Requirement =
Leave out the pictures and repeat the rest of the material exactly.

Material =
======

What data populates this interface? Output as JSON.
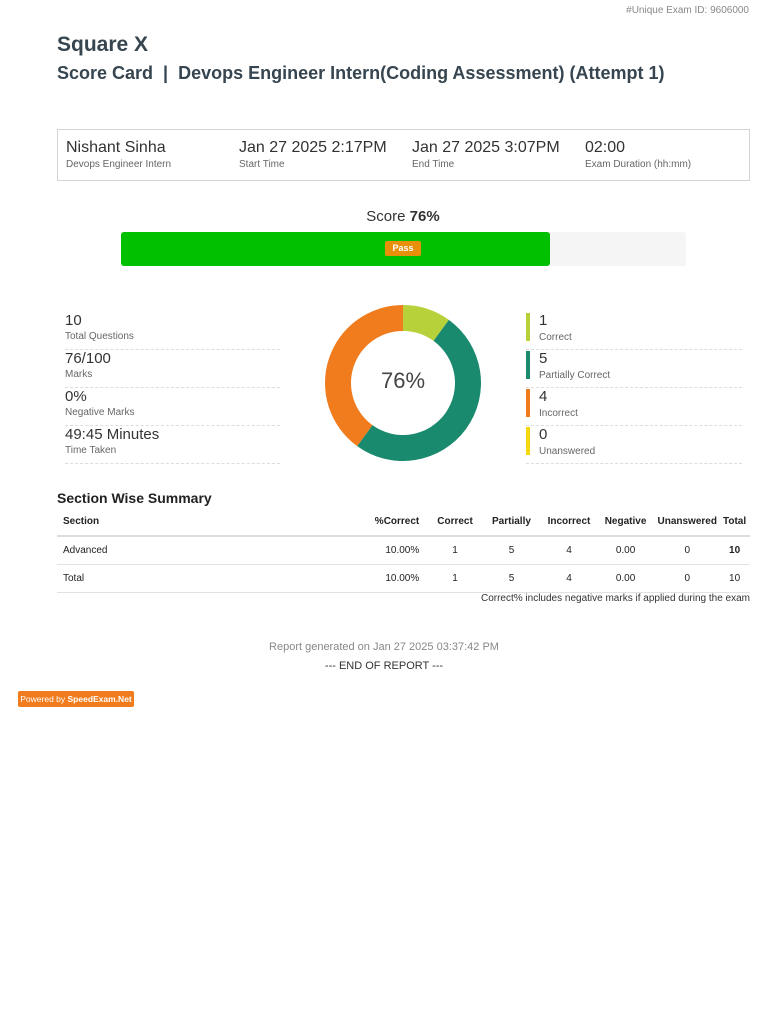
{
  "header": {
    "exam_id": "#Unique Exam ID: 9606000",
    "org_name": "Square X",
    "report_title": "Score Card  |  Devops Engineer Intern(Coding Assessment) (Attempt 1)"
  },
  "candidate": {
    "name": "Nishant Sinha",
    "role": "Devops Engineer Intern",
    "start_time": "Jan 27 2025 2:17PM",
    "start_label": "Start Time",
    "end_time": "Jan 27 2025 3:07PM",
    "end_label": "End Time",
    "duration": "02:00",
    "duration_label": "Exam Duration (hh:mm)"
  },
  "score": {
    "label": "Score",
    "value": "76%",
    "fraction": 0.76,
    "status": "Pass",
    "fill_color": "#00c000",
    "badge_color": "#e8900a"
  },
  "stats": [
    {
      "value": "10",
      "label": "Total Questions"
    },
    {
      "value": "76/100",
      "label": "Marks"
    },
    {
      "value": "0%",
      "label": "Negative Marks"
    },
    {
      "value": "49:45 Minutes",
      "label": "Time Taken"
    }
  ],
  "chart_data": {
    "type": "pie",
    "center_label": "76%",
    "categories": [
      "Correct",
      "Partially Correct",
      "Incorrect",
      "Unanswered"
    ],
    "values": [
      1,
      5,
      4,
      0
    ],
    "colors": [
      "#b6d13a",
      "#1a8a6e",
      "#f07c1e",
      "#f5d80b"
    ]
  },
  "legend": [
    {
      "value": "1",
      "label": "Correct",
      "color": "#b6d13a"
    },
    {
      "value": "5",
      "label": "Partially Correct",
      "color": "#1a8a6e"
    },
    {
      "value": "4",
      "label": "Incorrect",
      "color": "#f07c1e"
    },
    {
      "value": "0",
      "label": "Unanswered",
      "color": "#f5d80b"
    }
  ],
  "section_summary": {
    "title": "Section Wise Summary",
    "columns": [
      "Section",
      "%Correct",
      "Correct",
      "Partially",
      "Incorrect",
      "Negative",
      "Unanswered",
      "Total"
    ],
    "rows": [
      [
        "Advanced",
        "10.00%",
        "1",
        "5",
        "4",
        "0.00",
        "0",
        "10"
      ],
      [
        "Total",
        "10.00%",
        "1",
        "5",
        "4",
        "0.00",
        "0",
        "10"
      ]
    ],
    "note": "Correct% includes negative marks if applied during the exam"
  },
  "footer": {
    "generated": "Report generated on Jan 27 2025 03:37:42 PM",
    "end": "--- END OF REPORT ---",
    "powered_prefix": "Powered by ",
    "powered_brand": "SpeedExam.Net"
  }
}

======

Complete output =
What data populates this interface? Output as JSON.
{
  "header": {
    "exam_id": "#Unique Exam ID: 9606000",
    "org_name": "Square X",
    "report_title": "Score Card  |  Devops Engineer Intern(Coding Assessment) (Attempt 1)"
  },
  "candidate": {
    "name": "Nishant Sinha",
    "role": "Devops Engineer Intern",
    "start_time": "Jan 27 2025 2:17PM",
    "start_label": "Start Time",
    "end_time": "Jan 27 2025 3:07PM",
    "end_label": "End Time",
    "duration": "02:00",
    "duration_label": "Exam Duration (hh:mm)"
  },
  "score": {
    "label": "Score",
    "value": "76%",
    "fraction": 0.76,
    "status": "Pass",
    "fill_color": "#00c000",
    "badge_color": "#e8900a"
  },
  "stats": [
    {
      "value": "10",
      "label": "Total Questions"
    },
    {
      "value": "76/100",
      "label": "Marks"
    },
    {
      "value": "0%",
      "label": "Negative Marks"
    },
    {
      "value": "49:45 Minutes",
      "label": "Time Taken"
    }
  ],
  "chart_data": {
    "type": "pie",
    "center_label": "76%",
    "categories": [
      "Correct",
      "Partially Correct",
      "Incorrect",
      "Unanswered"
    ],
    "values": [
      1,
      5,
      4,
      0
    ],
    "colors": [
      "#b6d13a",
      "#1a8a6e",
      "#f07c1e",
      "#f5d80b"
    ]
  },
  "legend": [
    {
      "value": "1",
      "label": "Correct",
      "color": "#b6d13a"
    },
    {
      "value": "5",
      "label": "Partially Correct",
      "color": "#1a8a6e"
    },
    {
      "value": "4",
      "label": "Incorrect",
      "color": "#f07c1e"
    },
    {
      "value": "0",
      "label": "Unanswered",
      "color": "#f5d80b"
    }
  ],
  "section_summary": {
    "title": "Section Wise Summary",
    "columns": [
      "Section",
      "%Correct",
      "Correct",
      "Partially",
      "Incorrect",
      "Negative",
      "Unanswered",
      "Total"
    ],
    "rows": [
      [
        "Advanced",
        "10.00%",
        "1",
        "5",
        "4",
        "0.00",
        "0",
        "10"
      ],
      [
        "Total",
        "10.00%",
        "1",
        "5",
        "4",
        "0.00",
        "0",
        "10"
      ]
    ],
    "note": "Correct% includes negative marks if applied during the exam"
  },
  "footer": {
    "generated": "Report generated on Jan 27 2025 03:37:42 PM",
    "end": "--- END OF REPORT ---",
    "powered_prefix": "Powered by ",
    "powered_brand": "SpeedExam.Net"
  }
}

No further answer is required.